▸ **AIM OF THE TASK**: Gather every line of the entries that includes the word "срок".

[Stored data entries]
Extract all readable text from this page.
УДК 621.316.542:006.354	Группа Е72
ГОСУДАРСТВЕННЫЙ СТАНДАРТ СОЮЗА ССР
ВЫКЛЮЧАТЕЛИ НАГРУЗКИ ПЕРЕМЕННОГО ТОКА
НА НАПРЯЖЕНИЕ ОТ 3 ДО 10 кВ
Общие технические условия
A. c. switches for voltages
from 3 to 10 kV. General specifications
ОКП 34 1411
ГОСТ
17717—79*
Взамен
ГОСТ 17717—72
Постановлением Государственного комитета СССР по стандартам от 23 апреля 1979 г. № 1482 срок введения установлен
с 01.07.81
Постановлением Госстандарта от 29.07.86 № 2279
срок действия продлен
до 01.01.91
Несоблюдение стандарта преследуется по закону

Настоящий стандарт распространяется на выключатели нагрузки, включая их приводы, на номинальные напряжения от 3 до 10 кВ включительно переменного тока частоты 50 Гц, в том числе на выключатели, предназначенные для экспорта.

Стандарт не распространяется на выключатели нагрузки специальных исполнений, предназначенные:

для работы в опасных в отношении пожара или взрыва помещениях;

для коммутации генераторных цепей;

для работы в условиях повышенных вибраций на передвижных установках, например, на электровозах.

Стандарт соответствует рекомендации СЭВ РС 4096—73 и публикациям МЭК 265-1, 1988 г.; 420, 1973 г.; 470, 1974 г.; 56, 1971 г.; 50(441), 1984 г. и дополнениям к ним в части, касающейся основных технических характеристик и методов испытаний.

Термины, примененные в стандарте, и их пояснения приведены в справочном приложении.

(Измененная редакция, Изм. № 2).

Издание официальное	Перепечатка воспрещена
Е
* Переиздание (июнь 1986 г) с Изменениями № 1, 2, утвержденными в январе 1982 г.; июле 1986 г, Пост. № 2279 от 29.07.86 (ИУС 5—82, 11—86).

▸ **WORKED ANSWER**:
Постановлением Государственного комитета СССР по стандартам от 23 апреля 1979 г. № 1482 срок введения установлен
срок действия продлен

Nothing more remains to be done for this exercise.